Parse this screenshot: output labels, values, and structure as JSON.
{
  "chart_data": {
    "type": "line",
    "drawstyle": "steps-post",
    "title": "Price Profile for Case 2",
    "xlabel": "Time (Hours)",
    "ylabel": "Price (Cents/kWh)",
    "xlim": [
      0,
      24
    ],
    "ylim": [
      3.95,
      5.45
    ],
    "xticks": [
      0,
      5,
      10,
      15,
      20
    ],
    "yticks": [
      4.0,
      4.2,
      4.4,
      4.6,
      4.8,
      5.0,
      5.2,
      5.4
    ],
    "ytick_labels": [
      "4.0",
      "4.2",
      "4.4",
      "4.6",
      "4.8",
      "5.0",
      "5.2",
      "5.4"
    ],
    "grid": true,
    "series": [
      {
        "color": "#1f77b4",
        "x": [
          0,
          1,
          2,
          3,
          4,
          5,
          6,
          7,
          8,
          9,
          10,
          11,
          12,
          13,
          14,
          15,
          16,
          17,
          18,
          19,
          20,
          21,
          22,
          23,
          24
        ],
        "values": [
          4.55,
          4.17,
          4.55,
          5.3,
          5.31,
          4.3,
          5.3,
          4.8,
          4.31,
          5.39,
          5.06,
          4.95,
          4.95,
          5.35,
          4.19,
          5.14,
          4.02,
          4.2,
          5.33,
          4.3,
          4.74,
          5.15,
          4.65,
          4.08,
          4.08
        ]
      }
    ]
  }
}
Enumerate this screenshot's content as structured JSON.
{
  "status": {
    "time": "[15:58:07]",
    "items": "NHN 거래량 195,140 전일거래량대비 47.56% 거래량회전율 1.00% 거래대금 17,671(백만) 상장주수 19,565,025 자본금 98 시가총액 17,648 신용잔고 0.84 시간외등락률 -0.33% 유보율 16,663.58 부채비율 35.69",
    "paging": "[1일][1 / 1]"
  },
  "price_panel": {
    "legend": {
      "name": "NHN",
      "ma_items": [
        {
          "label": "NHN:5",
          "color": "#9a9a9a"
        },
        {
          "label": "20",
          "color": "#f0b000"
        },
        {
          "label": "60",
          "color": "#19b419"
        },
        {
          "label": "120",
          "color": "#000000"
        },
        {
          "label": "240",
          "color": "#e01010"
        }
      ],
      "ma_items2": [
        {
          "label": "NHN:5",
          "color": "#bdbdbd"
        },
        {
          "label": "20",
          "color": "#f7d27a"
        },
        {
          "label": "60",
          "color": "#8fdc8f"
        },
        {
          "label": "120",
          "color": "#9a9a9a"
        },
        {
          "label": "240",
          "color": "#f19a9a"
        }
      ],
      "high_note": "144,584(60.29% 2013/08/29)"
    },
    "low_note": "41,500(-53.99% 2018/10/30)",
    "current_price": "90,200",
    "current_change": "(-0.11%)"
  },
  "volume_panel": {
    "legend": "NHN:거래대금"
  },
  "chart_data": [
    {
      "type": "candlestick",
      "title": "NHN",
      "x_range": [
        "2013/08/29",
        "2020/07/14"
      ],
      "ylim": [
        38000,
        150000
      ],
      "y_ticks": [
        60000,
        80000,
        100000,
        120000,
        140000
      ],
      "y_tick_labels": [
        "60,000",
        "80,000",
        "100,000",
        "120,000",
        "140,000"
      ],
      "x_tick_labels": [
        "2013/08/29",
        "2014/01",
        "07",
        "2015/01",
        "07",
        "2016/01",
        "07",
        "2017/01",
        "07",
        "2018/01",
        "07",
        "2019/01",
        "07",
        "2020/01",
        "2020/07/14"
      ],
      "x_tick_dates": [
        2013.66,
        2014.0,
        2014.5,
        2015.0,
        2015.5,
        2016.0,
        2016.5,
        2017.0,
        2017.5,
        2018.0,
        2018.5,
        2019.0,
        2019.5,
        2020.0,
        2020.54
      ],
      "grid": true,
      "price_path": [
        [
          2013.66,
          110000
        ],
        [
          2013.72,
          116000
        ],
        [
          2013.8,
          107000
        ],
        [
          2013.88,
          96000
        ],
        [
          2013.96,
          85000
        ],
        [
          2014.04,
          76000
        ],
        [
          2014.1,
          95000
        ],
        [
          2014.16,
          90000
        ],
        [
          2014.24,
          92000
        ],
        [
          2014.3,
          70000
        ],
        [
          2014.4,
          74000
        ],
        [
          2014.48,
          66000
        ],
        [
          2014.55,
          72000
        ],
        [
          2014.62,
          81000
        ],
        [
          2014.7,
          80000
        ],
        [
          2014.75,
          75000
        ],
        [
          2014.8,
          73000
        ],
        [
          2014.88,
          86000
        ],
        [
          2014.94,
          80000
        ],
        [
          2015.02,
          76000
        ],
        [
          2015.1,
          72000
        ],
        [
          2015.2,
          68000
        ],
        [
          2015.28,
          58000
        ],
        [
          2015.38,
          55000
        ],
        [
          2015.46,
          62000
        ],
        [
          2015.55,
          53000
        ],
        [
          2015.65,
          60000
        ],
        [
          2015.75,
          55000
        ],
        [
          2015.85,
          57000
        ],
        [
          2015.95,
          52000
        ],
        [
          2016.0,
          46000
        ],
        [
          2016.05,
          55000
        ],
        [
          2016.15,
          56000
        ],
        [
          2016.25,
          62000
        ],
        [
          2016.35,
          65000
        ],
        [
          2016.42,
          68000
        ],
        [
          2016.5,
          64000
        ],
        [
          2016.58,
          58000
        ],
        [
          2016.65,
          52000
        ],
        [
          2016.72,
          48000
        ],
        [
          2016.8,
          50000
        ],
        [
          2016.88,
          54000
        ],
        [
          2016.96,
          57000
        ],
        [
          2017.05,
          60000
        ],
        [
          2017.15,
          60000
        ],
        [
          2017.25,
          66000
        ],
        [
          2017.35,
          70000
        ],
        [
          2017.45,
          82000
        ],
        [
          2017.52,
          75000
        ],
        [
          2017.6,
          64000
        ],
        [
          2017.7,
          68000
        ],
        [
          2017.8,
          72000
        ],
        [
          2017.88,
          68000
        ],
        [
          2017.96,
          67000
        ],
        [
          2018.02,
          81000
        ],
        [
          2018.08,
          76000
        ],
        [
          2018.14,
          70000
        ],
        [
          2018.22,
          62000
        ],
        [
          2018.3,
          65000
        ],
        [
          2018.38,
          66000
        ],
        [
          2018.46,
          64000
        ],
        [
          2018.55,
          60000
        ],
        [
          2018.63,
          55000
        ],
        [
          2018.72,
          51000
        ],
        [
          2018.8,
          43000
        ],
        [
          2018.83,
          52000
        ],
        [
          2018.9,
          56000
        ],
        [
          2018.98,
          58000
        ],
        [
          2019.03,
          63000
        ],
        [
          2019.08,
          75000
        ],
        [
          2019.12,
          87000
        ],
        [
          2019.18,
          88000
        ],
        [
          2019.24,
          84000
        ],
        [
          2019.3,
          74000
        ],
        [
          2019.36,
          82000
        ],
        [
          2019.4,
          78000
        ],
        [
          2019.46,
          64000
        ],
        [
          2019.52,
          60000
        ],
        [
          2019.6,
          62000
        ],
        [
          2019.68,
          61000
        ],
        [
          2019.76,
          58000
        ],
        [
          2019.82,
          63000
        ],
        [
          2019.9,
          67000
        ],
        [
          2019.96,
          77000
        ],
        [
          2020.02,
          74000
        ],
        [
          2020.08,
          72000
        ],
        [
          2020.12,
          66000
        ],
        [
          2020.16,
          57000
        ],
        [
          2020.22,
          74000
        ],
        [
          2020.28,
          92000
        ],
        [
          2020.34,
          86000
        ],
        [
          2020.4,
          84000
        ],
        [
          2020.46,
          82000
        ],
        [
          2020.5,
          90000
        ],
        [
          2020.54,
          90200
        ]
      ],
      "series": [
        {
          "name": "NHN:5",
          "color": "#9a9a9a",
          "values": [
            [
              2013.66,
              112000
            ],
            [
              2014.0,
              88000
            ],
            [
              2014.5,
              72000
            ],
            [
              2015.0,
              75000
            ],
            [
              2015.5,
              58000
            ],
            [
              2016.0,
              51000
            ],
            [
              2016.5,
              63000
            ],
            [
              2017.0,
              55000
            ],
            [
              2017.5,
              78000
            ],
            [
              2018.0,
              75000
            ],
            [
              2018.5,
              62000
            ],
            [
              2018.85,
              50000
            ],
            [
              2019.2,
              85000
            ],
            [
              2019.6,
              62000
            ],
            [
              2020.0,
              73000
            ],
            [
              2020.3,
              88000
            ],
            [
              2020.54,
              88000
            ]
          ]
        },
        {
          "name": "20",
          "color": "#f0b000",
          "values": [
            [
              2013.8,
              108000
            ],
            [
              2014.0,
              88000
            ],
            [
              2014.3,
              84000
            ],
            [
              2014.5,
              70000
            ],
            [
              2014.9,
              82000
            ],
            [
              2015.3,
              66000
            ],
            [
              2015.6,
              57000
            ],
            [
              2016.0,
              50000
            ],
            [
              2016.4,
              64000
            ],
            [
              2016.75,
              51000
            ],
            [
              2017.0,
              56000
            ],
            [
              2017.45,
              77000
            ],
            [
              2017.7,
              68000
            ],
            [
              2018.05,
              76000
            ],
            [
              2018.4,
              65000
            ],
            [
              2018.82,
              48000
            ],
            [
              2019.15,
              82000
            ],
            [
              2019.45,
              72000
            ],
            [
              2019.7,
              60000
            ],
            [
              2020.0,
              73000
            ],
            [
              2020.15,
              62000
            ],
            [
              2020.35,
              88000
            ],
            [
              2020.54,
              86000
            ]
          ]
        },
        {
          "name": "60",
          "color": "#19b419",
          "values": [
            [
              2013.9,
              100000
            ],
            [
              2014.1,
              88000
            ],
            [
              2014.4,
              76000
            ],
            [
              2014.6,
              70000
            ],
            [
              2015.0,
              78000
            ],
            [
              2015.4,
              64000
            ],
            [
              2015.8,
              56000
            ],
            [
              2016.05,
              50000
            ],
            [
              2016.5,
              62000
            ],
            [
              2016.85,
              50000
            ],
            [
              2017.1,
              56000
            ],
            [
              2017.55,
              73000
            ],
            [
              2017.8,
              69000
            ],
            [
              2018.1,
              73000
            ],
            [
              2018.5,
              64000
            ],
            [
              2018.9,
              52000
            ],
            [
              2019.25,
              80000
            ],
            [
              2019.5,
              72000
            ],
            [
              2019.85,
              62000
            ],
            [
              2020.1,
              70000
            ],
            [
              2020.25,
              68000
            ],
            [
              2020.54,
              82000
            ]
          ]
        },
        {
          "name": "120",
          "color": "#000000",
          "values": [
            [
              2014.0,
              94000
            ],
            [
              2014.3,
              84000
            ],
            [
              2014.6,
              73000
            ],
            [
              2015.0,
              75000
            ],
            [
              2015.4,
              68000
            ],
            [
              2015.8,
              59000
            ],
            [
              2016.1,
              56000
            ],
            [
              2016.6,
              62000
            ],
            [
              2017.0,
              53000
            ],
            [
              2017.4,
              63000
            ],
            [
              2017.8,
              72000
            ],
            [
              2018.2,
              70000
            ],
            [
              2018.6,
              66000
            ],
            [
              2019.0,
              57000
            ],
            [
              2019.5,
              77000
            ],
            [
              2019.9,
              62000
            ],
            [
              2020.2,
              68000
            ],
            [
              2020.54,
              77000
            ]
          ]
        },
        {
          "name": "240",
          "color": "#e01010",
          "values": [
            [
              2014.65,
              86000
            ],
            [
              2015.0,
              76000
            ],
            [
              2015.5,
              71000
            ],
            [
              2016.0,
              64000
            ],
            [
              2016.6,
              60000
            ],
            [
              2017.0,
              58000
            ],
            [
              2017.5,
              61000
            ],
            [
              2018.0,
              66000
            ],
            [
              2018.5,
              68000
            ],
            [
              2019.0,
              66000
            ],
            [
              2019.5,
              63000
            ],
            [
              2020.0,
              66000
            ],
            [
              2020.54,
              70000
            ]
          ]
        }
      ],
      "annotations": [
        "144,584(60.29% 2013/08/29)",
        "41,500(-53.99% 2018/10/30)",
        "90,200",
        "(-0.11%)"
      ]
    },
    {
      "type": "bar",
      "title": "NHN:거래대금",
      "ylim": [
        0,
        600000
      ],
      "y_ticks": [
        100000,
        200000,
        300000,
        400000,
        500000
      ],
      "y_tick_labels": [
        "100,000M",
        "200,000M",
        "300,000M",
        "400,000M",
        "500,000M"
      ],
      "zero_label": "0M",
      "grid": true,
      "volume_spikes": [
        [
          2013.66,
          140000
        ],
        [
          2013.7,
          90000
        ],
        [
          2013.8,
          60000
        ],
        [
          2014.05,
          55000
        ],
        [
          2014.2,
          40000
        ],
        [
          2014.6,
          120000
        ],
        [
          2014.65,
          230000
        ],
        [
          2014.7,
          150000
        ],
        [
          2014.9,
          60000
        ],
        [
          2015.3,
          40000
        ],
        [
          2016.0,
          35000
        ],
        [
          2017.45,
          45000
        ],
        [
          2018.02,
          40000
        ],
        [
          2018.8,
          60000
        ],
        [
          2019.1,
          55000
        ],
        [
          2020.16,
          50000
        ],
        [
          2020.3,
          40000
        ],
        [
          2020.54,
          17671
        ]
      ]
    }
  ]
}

WORK TO BE COMPLETED: Pick out the lines containing the string "this".

EXERCISE ANSWER:
Parse this screenshot: output labels, values, and structure as JSON.
Enumerate this screenshot's content as structured JSON.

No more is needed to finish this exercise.